> **Problem statement**
Write out, unchanged, the lines from the one holding "Extract all readable text from this page." to the close of the listing. Both the first and last lines belong in it.

** Start Source material **

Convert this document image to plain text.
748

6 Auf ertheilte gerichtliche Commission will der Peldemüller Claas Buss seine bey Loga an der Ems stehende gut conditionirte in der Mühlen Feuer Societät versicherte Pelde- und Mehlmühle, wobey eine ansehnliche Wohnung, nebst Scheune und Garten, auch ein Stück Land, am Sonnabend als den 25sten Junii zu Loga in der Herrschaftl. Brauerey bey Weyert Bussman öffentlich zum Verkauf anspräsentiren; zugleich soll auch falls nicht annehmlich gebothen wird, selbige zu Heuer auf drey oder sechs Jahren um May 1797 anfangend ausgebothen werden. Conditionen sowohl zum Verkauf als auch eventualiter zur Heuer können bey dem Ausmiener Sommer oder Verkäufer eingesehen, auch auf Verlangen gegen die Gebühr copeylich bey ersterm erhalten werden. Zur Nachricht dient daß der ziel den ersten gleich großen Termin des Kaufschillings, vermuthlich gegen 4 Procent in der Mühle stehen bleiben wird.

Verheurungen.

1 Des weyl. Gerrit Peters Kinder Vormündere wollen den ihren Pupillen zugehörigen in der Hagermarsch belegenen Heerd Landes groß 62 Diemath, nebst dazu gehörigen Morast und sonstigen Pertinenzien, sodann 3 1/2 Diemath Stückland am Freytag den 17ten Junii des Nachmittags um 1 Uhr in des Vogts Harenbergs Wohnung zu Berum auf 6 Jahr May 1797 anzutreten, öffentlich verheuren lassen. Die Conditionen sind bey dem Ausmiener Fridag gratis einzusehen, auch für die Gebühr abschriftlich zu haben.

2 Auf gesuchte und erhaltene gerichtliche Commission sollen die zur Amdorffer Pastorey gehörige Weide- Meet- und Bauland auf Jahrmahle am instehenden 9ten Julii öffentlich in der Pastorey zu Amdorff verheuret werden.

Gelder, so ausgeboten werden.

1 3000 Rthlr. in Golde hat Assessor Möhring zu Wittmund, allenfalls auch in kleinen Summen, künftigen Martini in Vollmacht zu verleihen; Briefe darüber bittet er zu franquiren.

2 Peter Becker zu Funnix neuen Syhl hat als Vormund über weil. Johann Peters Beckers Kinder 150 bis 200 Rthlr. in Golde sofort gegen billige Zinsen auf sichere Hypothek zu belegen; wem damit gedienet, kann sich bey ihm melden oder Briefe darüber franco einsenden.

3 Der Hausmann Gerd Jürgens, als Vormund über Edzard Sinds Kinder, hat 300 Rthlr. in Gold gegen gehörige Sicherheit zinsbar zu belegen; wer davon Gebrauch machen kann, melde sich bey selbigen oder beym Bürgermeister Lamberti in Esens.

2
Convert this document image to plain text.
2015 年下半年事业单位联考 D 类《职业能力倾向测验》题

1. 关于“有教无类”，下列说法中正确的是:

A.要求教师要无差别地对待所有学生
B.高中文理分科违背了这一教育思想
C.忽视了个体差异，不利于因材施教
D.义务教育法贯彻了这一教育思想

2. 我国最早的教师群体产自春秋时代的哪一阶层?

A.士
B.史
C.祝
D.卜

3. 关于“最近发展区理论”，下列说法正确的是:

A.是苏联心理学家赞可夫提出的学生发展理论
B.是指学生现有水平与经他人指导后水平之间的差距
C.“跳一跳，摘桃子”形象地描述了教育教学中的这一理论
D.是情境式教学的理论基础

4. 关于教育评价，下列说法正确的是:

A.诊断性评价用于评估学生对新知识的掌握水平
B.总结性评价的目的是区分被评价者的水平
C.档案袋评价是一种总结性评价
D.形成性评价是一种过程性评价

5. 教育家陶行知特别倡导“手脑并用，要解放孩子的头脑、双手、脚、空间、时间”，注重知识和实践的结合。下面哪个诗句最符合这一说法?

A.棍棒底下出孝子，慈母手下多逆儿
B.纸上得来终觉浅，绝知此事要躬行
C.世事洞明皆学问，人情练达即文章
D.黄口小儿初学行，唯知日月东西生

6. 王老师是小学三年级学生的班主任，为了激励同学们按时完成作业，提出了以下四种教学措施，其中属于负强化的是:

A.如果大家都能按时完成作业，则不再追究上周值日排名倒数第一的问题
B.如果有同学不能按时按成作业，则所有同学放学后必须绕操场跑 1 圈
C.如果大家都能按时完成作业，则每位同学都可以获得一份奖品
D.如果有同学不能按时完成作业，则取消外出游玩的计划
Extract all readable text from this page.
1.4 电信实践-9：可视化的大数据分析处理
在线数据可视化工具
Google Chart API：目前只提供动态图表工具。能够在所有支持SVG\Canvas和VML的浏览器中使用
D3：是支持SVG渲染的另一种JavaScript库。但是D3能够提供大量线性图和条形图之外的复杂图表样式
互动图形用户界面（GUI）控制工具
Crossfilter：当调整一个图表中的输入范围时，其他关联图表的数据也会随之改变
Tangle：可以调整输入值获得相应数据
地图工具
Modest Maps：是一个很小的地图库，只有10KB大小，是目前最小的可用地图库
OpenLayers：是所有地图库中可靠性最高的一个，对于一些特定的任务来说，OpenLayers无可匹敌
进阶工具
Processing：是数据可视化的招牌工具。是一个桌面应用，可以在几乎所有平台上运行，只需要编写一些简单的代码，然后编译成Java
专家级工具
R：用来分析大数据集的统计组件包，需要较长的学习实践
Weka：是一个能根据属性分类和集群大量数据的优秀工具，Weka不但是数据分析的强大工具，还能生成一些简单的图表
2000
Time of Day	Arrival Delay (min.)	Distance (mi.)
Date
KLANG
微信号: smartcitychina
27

** End Source material **

> **Full solution**
Extract all readable text from this page.
1.4 电信实践-9：可视化的大数据分析处理
在线数据可视化工具
Google Chart API：目前只提供动态图表工具。能够在所有支持SVG\Canvas和VML的浏览器中使用
D3：是支持SVG渲染的另一种JavaScript库。但是D3能够提供大量线性图和条形图之外的复杂图表样式
互动图形用户界面（GUI）控制工具
Crossfilter：当调整一个图表中的输入范围时，其他关联图表的数据也会随之改变
Tangle：可以调整输入值获得相应数据
地图工具
Modest Maps：是一个很小的地图库，只有10KB大小，是目前最小的可用地图库
OpenLayers：是所有地图库中可靠性最高的一个，对于一些特定的任务来说，OpenLayers无可匹敌
进阶工具
Processing：是数据可视化的招牌工具。是一个桌面应用，可以在几乎所有平台上运行，只需要编写一些简单的代码，然后编译成Java
专家级工具
R：用来分析大数据集的统计组件包，需要较长的学习实践
Weka：是一个能根据属性分类和集群大量数据的优秀工具，Weka不但是数据分析的强大工具，还能生成一些简单的图表
2000
Time of Day	Arrival Delay (min.)	Distance (mi.)
Date
KLANG
微信号: smartcitychina
27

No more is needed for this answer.